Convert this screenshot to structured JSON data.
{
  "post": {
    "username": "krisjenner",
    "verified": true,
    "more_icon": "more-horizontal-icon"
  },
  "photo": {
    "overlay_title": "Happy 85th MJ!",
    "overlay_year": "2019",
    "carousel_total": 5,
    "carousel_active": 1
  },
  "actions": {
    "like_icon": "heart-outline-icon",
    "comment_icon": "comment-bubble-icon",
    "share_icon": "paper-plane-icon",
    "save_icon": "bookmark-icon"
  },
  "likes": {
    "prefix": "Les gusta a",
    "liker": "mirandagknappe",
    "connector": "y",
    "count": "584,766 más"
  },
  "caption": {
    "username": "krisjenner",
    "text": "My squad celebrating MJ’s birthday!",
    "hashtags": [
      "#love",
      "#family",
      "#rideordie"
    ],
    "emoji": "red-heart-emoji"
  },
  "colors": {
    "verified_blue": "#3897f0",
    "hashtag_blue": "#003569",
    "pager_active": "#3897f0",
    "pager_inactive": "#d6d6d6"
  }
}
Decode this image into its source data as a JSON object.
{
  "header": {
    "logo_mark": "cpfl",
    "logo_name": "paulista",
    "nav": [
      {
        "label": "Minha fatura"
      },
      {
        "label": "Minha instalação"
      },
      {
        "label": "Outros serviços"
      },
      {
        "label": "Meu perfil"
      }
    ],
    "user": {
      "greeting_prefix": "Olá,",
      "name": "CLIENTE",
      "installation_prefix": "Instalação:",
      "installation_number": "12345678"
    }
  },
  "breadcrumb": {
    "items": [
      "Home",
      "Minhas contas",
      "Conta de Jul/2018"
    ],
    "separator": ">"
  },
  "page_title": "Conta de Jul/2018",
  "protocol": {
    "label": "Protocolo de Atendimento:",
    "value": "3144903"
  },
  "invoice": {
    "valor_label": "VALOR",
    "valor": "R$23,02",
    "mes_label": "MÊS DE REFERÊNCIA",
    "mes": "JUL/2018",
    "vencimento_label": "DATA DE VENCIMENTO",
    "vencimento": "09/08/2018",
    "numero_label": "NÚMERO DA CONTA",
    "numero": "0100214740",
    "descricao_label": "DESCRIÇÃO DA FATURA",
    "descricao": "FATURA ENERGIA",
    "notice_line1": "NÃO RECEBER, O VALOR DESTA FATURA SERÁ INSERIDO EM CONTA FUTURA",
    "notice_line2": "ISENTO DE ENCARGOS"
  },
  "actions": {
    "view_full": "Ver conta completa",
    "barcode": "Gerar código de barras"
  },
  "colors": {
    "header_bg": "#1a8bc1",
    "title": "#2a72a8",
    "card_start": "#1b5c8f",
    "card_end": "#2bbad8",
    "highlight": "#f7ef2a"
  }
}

######

* [What is needed]
Set down the listing above in full, please, exactly as it appears.

* [Reply to the exercise]
Convert this screenshot to structured JSON data.
{
  "post": {
    "username": "krisjenner",
    "verified": true,
    "more_icon": "more-horizontal-icon"
  },
  "photo": {
    "overlay_title": "Happy 85th MJ!",
    "overlay_year": "2019",
    "carousel_total": 5,
    "carousel_active": 1
  },
  "actions": {
    "like_icon": "heart-outline-icon",
    "comment_icon": "comment-bubble-icon",
    "share_icon": "paper-plane-icon",
    "save_icon": "bookmark-icon"
  },
  "likes": {
    "prefix": "Les gusta a",
    "liker": "mirandagknappe",
    "connector": "y",
    "count": "584,766 más"
  },
  "caption": {
    "username": "krisjenner",
    "text": "My squad celebrating MJ’s birthday!",
    "hashtags": [
      "#love",
      "#family",
      "#rideordie"
    ],
    "emoji": "red-heart-emoji"
  },
  "colors": {
    "verified_blue": "#3897f0",
    "hashtag_blue": "#003569",
    "pager_active": "#3897f0",
    "pager_inactive": "#d6d6d6"
  }
}
Decode this image into its source data as a JSON object.
{
  "header": {
    "logo_mark": "cpfl",
    "logo_name": "paulista",
    "nav": [
      {
        "label": "Minha fatura"
      },
      {
        "label": "Minha instalação"
      },
      {
        "label": "Outros serviços"
      },
      {
        "label": "Meu perfil"
      }
    ],
    "user": {
      "greeting_prefix": "Olá,",
      "name": "CLIENTE",
      "installation_prefix": "Instalação:",
      "installation_number": "12345678"
    }
  },
  "breadcrumb": {
    "items": [
      "Home",
      "Minhas contas",
      "Conta de Jul/2018"
    ],
    "separator": ">"
  },
  "page_title": "Conta de Jul/2018",
  "protocol": {
    "label": "Protocolo de Atendimento:",
    "value": "3144903"
  },
  "invoice": {
    "valor_label": "VALOR",
    "valor": "R$23,02",
    "mes_label": "MÊS DE REFERÊNCIA",
    "mes": "JUL/2018",
    "vencimento_label": "DATA DE VENCIMENTO",
    "vencimento": "09/08/2018",
    "numero_label": "NÚMERO DA CONTA",
    "numero": "0100214740",
    "descricao_label": "DESCRIÇÃO DA FATURA",
    "descricao": "FATURA ENERGIA",
    "notice_line1": "NÃO RECEBER, O VALOR DESTA FATURA SERÁ INSERIDO EM CONTA FUTURA",
    "notice_line2": "ISENTO DE ENCARGOS"
  },
  "actions": {
    "view_full": "Ver conta completa",
    "barcode": "Gerar código de barras"
  },
  "colors": {
    "header_bg": "#1a8bc1",
    "title": "#2a72a8",
    "card_start": "#1b5c8f",
    "card_end": "#2bbad8",
    "highlight": "#f7ef2a"
  }
}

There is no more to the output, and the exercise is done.